TASK TO COMPLETE: Write out the entire listing below exactly as it appears, minus any pictures.

DATA IN THIS EXERCISE:
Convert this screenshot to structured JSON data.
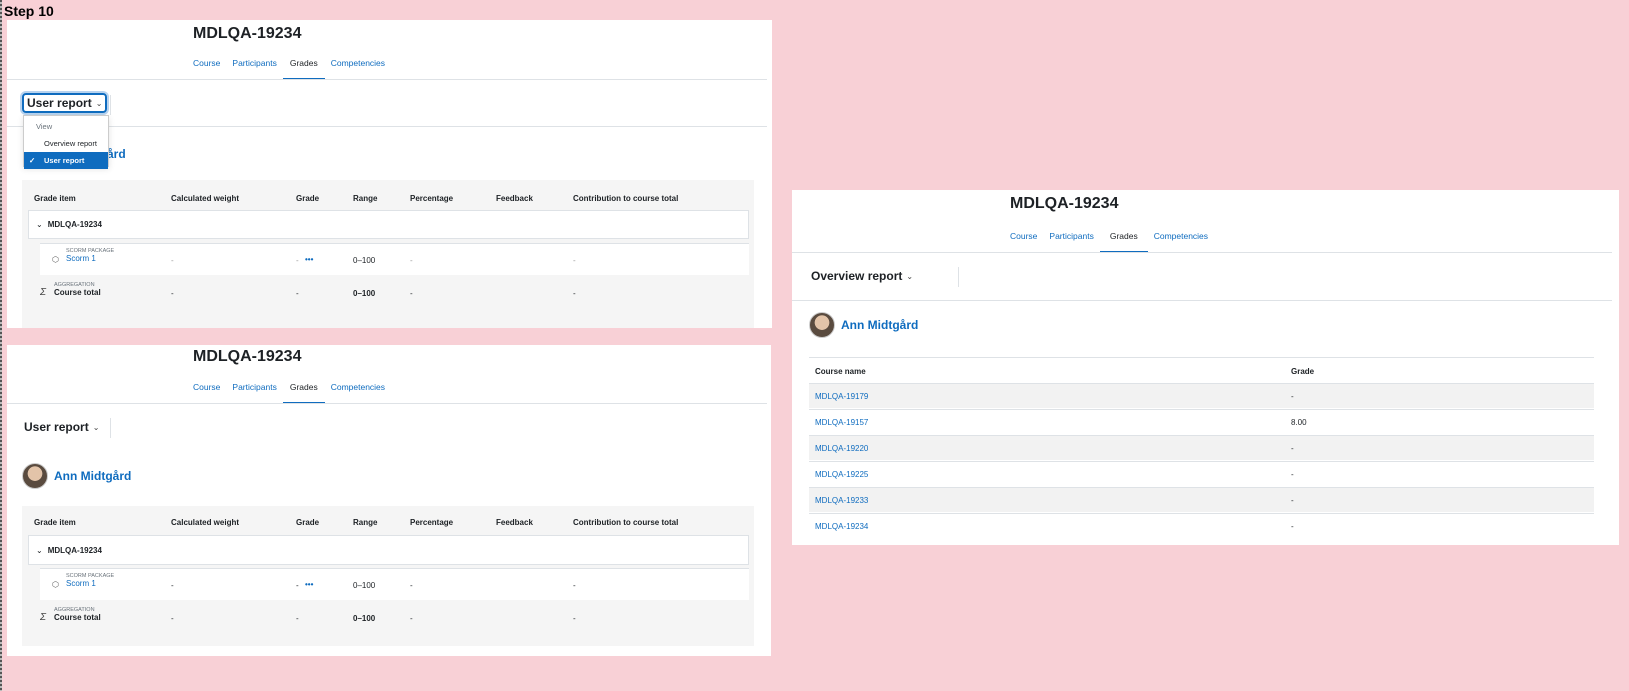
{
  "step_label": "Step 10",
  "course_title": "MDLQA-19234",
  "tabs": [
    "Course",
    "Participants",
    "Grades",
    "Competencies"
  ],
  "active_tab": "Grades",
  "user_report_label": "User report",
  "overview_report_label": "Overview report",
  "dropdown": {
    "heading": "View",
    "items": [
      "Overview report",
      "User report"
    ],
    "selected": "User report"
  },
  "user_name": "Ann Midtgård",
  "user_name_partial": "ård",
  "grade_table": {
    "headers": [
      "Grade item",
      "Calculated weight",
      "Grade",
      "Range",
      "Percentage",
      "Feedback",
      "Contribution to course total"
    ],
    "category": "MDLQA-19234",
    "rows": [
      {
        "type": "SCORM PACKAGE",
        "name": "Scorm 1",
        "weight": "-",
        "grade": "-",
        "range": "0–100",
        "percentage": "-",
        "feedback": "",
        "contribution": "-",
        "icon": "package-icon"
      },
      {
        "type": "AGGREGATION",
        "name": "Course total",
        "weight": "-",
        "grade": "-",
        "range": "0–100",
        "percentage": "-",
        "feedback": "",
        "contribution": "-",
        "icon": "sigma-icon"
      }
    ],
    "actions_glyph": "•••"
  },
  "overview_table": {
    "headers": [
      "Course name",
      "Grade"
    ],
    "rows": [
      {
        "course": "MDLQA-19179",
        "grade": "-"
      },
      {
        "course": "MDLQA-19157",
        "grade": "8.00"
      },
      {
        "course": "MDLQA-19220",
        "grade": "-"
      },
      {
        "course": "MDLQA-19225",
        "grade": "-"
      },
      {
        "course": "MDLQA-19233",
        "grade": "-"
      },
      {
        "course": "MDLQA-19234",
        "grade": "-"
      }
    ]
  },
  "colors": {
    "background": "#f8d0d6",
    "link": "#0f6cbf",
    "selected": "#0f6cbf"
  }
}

OUTPUT OF THE EXERCISE:
Convert this screenshot to structured JSON data.
{
  "step_label": "Step 10",
  "course_title": "MDLQA-19234",
  "tabs": [
    "Course",
    "Participants",
    "Grades",
    "Competencies"
  ],
  "active_tab": "Grades",
  "user_report_label": "User report",
  "overview_report_label": "Overview report",
  "dropdown": {
    "heading": "View",
    "items": [
      "Overview report",
      "User report"
    ],
    "selected": "User report"
  },
  "user_name": "Ann Midtgård",
  "user_name_partial": "ård",
  "grade_table": {
    "headers": [
      "Grade item",
      "Calculated weight",
      "Grade",
      "Range",
      "Percentage",
      "Feedback",
      "Contribution to course total"
    ],
    "category": "MDLQA-19234",
    "rows": [
      {
        "type": "SCORM PACKAGE",
        "name": "Scorm 1",
        "weight": "-",
        "grade": "-",
        "range": "0–100",
        "percentage": "-",
        "feedback": "",
        "contribution": "-",
        "icon": "package-icon"
      },
      {
        "type": "AGGREGATION",
        "name": "Course total",
        "weight": "-",
        "grade": "-",
        "range": "0–100",
        "percentage": "-",
        "feedback": "",
        "contribution": "-",
        "icon": "sigma-icon"
      }
    ],
    "actions_glyph": "•••"
  },
  "overview_table": {
    "headers": [
      "Course name",
      "Grade"
    ],
    "rows": [
      {
        "course": "MDLQA-19179",
        "grade": "-"
      },
      {
        "course": "MDLQA-19157",
        "grade": "8.00"
      },
      {
        "course": "MDLQA-19220",
        "grade": "-"
      },
      {
        "course": "MDLQA-19225",
        "grade": "-"
      },
      {
        "course": "MDLQA-19233",
        "grade": "-"
      },
      {
        "course": "MDLQA-19234",
        "grade": "-"
      }
    ]
  },
  "colors": {
    "background": "#f8d0d6",
    "link": "#0f6cbf",
    "selected": "#0f6cbf"
  }
}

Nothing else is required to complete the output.